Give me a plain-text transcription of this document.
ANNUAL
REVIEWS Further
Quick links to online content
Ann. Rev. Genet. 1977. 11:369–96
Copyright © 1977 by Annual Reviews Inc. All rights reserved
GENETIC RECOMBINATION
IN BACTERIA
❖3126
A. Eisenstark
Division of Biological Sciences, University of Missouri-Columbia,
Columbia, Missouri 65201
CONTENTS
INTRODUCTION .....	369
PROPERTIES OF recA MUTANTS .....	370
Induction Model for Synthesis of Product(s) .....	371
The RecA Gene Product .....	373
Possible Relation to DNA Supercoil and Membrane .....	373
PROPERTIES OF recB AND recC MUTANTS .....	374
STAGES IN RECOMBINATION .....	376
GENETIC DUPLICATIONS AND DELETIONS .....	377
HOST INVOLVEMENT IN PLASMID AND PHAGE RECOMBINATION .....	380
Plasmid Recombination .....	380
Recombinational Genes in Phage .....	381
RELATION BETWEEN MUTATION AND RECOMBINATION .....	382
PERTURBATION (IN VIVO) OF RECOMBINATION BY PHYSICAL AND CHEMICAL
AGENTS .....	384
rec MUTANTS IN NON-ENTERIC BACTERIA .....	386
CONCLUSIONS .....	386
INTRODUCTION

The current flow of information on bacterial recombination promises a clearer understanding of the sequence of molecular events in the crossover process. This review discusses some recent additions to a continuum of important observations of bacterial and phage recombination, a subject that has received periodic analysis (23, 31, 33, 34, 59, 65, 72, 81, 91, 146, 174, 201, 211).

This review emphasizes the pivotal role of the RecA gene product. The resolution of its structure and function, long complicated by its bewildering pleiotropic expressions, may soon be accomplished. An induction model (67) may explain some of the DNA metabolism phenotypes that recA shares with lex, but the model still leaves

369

-----

### Task directions:
An exact transcription of all the records is required.

### Solved problem:
Give me a plain-text transcription of this document.
ANNUAL
REVIEWS Further
Quick links to online content
Ann. Rev. Genet. 1977. 11:369–96
Copyright © 1977 by Annual Reviews Inc. All rights reserved
GENETIC RECOMBINATION
IN BACTERIA
❖3126
A. Eisenstark
Division of Biological Sciences, University of Missouri-Columbia,
Columbia, Missouri 65201
CONTENTS
INTRODUCTION .....	369
PROPERTIES OF recA MUTANTS .....	370
Induction Model for Synthesis of Product(s) .....	371
The RecA Gene Product .....	373
Possible Relation to DNA Supercoil and Membrane .....	373
PROPERTIES OF recB AND recC MUTANTS .....	374
STAGES IN RECOMBINATION .....	376
GENETIC DUPLICATIONS AND DELETIONS .....	377
HOST INVOLVEMENT IN PLASMID AND PHAGE RECOMBINATION .....	380
Plasmid Recombination .....	380
Recombinational Genes in Phage .....	381
RELATION BETWEEN MUTATION AND RECOMBINATION .....	382
PERTURBATION (IN VIVO) OF RECOMBINATION BY PHYSICAL AND CHEMICAL
AGENTS .....	384
rec MUTANTS IN NON-ENTERIC BACTERIA .....	386
CONCLUSIONS .....	386
INTRODUCTION

The current flow of information on bacterial recombination promises a clearer understanding of the sequence of molecular events in the crossover process. This review discusses some recent additions to a continuum of important observations of bacterial and phage recombination, a subject that has received periodic analysis (23, 31, 33, 34, 59, 65, 72, 81, 91, 146, 174, 201, 211).

This review emphasizes the pivotal role of the RecA gene product. The resolution of its structure and function, long complicated by its bewildering pleiotropic expressions, may soon be accomplished. An induction model (67) may explain some of the DNA metabolism phenotypes that recA shares with lex, but the model still leaves

369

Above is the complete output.